Source document:
============================================================

You will hear little for a smooth laminar flow over the surface, except for a light swishing noise. For a fully turbulent flow, you will hear much more of a rumbling noise because of the unsteady pressure disturbances caused by turbulence. Finally, you will hear bursts of swishing and rumbling for a transitional flow. Fascinating!

Skin Friction Drag on an Airfoil

Estimating the skin friction drag on bodies with a turbulent boundary layer is an essential problem in aerospace engineering. While the situation is generally complex for a complete airplane or other flight vehicles because of the complex surfaces and the highly three-dimensional boundary layers that subsequently develop, the process can be illustrated for a two-dimensional airfoil. An airfoil is reasonably thin and flat, so at least at low angles of attack, a flat plate can be used to approximate the shape and drag on an airfoil.

The net shear stress drag on the plate with the laminar flow can be found by integrating the local shear along the plate’s length or the chord $c$ . For the Blasius result, then the sectional drag coefficient is

(77) $\begin{equation*} C_d = \frac{2}{c} \int_0^c c_f \, dx = 1.328 \, Re_x^{-0.5} \end{equation*}$

where the factor “2” is needed because the plate has upper and lower surfaces; this latter result is plotted for reference in the figure below.

Viscous boundary layer shear stress drag (skin friction drag) of a flat plate compared to the minimum drag coefficients of several airfoils over a range of Reynolds numbers.

For the fully turbulent boundary layer development on a flat plate, the skin friction coefficient $c_{f}$ on one side of the plate is found to conform to an empirical relationship given by

(78) $\begin{equation*} c_{f} = 0.0583 \, Re_{x}^{-0.2} \end{equation*}$

This latter result is obtained by assuming the velocity profile corresponds to a 1/7th power law profile, as given previously. If the plate was to have a fully turbulent boundary layer over its upper and lower surfaces, then by integration (as for the laminar case), it is found that

(79) $\begin{equation*} C_d = 0.1166 \, Re_c^{-0.2} \end{equation*}$

where $Re_c$ is the chord-based Reynolds number. The validity of the latter expression is generally limited to a $Re_c$ range between $10^{5}$ and $10^{9}$ . Below $Re_c = 5 \times 10^{5}$ , the boundary layer can generally be assumed to be laminar, that is, unless the pressure gradients are particularly adverse, which will slow the flow near the wall and cause the boundary layer to separate, perhaps forming a laminar separation bubble.

The results shown in the graph above suggest that the turbulent flat-plate solution is a good approximation to the viscous (shear) drag on many airfoils over a fairly wide range of practical Reynolds numbers found during flight on aircraft, i.e., for $Re_c$ above $10^6$ . In this case, it will be sufficient to assume that

(80) $\begin{equation*} C_d = C_{d_{\rm ref}} \left( \frac{Re_c}{Re_{\rm ref}} \right)^{-0.2} \end{equation*}$

where $Re_{\rm ref}$ is the reference chord Reynolds number for which a reference value of drag $C_{d_{\rm ref}}$ is known for a given airfoil section; not all airfoils will have known (measured) drag coefficients at all Reynolds numbers, but this approach allows the drag coefficient for other Reynolds numbers to be estimated with good confidence.

============================================================

Annotated element entries:
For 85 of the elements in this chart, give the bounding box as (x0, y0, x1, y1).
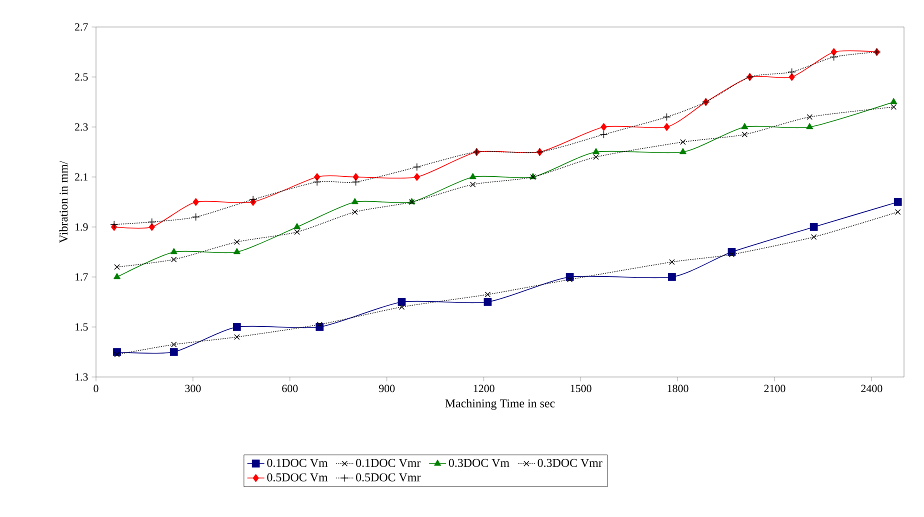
point (249, 196, 258, 204)
legend-label: 0.3DOC Vm (448, 458, 510, 468)
point (148, 218, 156, 226)
point (484, 292, 491, 298)
point (830, 53, 838, 61)
point (806, 114, 813, 120)
point (664, 123, 670, 131)
point (484, 298, 492, 306)
x-tick-label: 2100 (764, 384, 786, 392)
x-tick-label: 1500 (570, 384, 592, 392)
point (810, 234, 817, 240)
y-axis-title: Vibration in mm/ (59, 160, 68, 244)
point (316, 322, 323, 328)
point (170, 348, 178, 356)
y-tick-label: 1.7 (76, 273, 88, 281)
point (110, 220, 118, 228)
point (171, 342, 177, 348)
point (398, 298, 406, 306)
y-tick-label: 1.9 (76, 223, 88, 231)
x-tick-label: 300 (185, 384, 201, 392)
x-tick-label: 900 (379, 384, 395, 392)
y-tick-label: 2.5 (75, 73, 88, 81)
point (114, 264, 120, 270)
point (662, 113, 671, 121)
point (806, 123, 814, 130)
point (592, 148, 600, 154)
y-tick-label: 2.3 (75, 123, 88, 131)
point (469, 173, 476, 180)
point (470, 182, 476, 188)
point (830, 48, 837, 56)
point (414, 173, 420, 181)
point (232, 323, 241, 331)
point (170, 248, 178, 254)
point (192, 213, 200, 221)
x-tick-label: 1800 (668, 384, 688, 392)
point (352, 209, 358, 215)
point (294, 229, 300, 235)
point (234, 334, 240, 340)
point (600, 130, 608, 138)
x-tick-label: 0 (94, 384, 98, 392)
point (728, 252, 735, 258)
point (680, 139, 686, 145)
point (294, 223, 300, 230)
point (234, 239, 240, 245)
point (742, 132, 748, 138)
point (741, 123, 748, 130)
point (788, 73, 795, 81)
legend-label: 0.5DOC Vm (267, 473, 328, 482)
point (233, 248, 240, 254)
y-tick-label: 1.5 (76, 323, 88, 331)
x-tick-label: 600 (282, 384, 298, 392)
point (398, 304, 405, 310)
point (566, 276, 573, 282)
x-tick-label: 2400 (861, 384, 882, 392)
point (148, 223, 155, 231)
point (788, 68, 796, 76)
point (600, 123, 607, 131)
x-axis-title: Machining Time in sec (445, 399, 555, 410)
point (894, 209, 901, 215)
y-tick-label: 2.1 (75, 173, 88, 181)
point (679, 148, 686, 154)
point (171, 256, 177, 262)
point (313, 178, 322, 186)
legend-label: 0.1DOC Vmr (356, 458, 421, 468)
point (413, 163, 421, 171)
point (351, 198, 358, 204)
point (192, 198, 199, 206)
y-tick-label: 1.3 (76, 373, 88, 381)
point (593, 154, 599, 160)
point (114, 352, 120, 358)
point (669, 259, 675, 265)
point (890, 104, 897, 110)
point (114, 273, 120, 280)
point (352, 173, 359, 181)
point (894, 198, 902, 206)
legend-label: 0.3DOC Vmr (538, 458, 602, 468)
y-tick-label: 2.7 (75, 23, 88, 31)
legend-label: 0.1DOC Vm (267, 458, 328, 468)
point (668, 273, 676, 281)
point (810, 223, 818, 231)
legend-label: 0.5DOC Vmr (356, 473, 421, 482)
point (314, 173, 320, 181)
point (890, 98, 898, 104)
point (352, 178, 360, 186)
x-tick-label: 1200 (474, 384, 494, 392)
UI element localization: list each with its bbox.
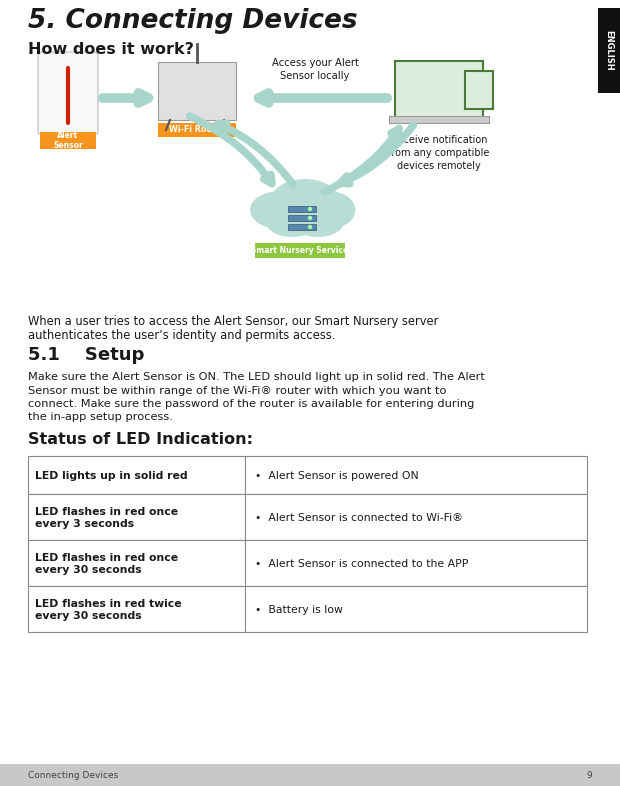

============================================================

Given problem A: Could you repeat the skin friction drag text word for word, everything from "The results shown" down to "with good confidence."?
Given problem B: In the skin friction drag text, why does the laminar sectional drag coefficient formula carry the factor 2?
Given problem C: Can you pick up the skin friction drag text after its last sentence and keep it going?

Exercise response A:
The results shown in the graph above suggest that the turbulent flat-plate solution is a good approximation to the viscous (shear) drag on many airfoils over a fairly wide range of practical Reynolds numbers found during flight on aircraft, i.e., for $Re_c$ above $10^6$ . In this case, it will be sufficient to assume that

(80) $\begin{equation*} C_d = C_{d_{\rm ref}} \left( \frac{Re_c}{Re_{\rm ref}} \right)^{-0.2} \end{equation*}$

where $Re_{\rm ref}$ is the reference chord Reynolds number for which a reference value of drag $C_{d_{\rm ref}}$ is known for a given airfoil section; not all airfoils will have known (measured) drag coefficients at all Reynolds numbers, but this approach allows the drag coefficient for other Reynolds numbers to be estimated with good confidence.

Exercise response B: The factor 2 is needed because the plate has both an upper and a lower surface, so the shear acts on two sides.

Exercise response C:
The empirical drag equation, which McCroskey has suggested for practical use, is

(81) $\begin{equation*} C_d = 0.0044 + 0.018 \, Re_c^{-0.15} \end{equation*}$

offers an improved correlation at the higher chord Reynolds numbers, which will be typical of those found on larger aircraft and at higher flight speeds. The laminar boundary layer separates more readily at very low Reynolds numbers, below $10^5$ . The drag coefficients of typical airfoils are larger than either laminar or turbulent boundary layer theory would suggest.

Airfoil behavior in this Reynolds number regime is essential for many classes of small-scale air vehicles, i.e., UAVs. In this case, it can be seen in the above figure relating drag coefficient to Reynolds number that changing the scaling coefficient from 0.2 to 0.4 in Eq. 80 gives a good approximation (line fit) based on the results shown over a lower range of $Re_c$ . However, the drag of airfoils in this regime tends to be less predictable, especially at other than shallow angles of attack, because the boundary layers are thicker, often with laminar separation bubbles, and the onset of flow separation occurs more readily.

Laminar Separation Bubbles

The name “laminar separation bubble” has been mentioned previously, but what is it? A laminar separation bubble, or LSB, is often found on airfoil sections and at many chord Reynolds numbers. However, they are usually longer and more pronounced on airfoil sections operating at lower Reynolds numbers below 10 $5$ .

The figure below shows a schematic of an LSB. Laminar separation bubbles occur as the initial boundary layer approaches the point of laminar separation, which is at or immediately downstream of the leading edge pressure (suction) peak on an airfoil. After laminar separation occurs, the flow will temporarily leave the airfoil surface but undergo a transition process and immediately reattach as a turbulent boundary layer. It does this because a turbulent boundary layer can more easily withstand a given adverse pressure gradient than a laminar boundary layer. The result is a region (usually relatively small at higher chord Reynolds numbers) of recirculating separated flow of content pressure. At lower Reynolds numbers, a long LSB may be formed. LSBs can also be observed by a slight constant pressure region when the chordwise pressure distribution is measured near the airfoil’s leading edge. With surface oil flow visualization, as previously discussed, the LSB is evidenced by an accumulation of oil.

Laminar separation bubbles are one mechanism of transition from a laminar to a turbulent boundary layer and are common on airfoil sections.

Effects of Surface Roughness

The development of a boundary layer is profoundly affected by pressure gradients and surface roughness. For example, the transition from a laminar to a turbulent boundary layer flow is often caused prematurely by the effects of surface roughness, as shown in the figure below, which acts to enhance the mixing of the flow in the lower layers of the boundary layer and so to produce turbulence more quickly. However, it should be appreciated that a laminar boundary layer is so thin that it takes only a tiny amount of roughness to initiate the transition process. Leading edge roughness on an airfoil will inevitably eliminate any laminar separation bubbles.

Surface roughness will cause mixing in the lower layers of the boundary layer and cause a laminar boundary layer to become turbulent prematurely.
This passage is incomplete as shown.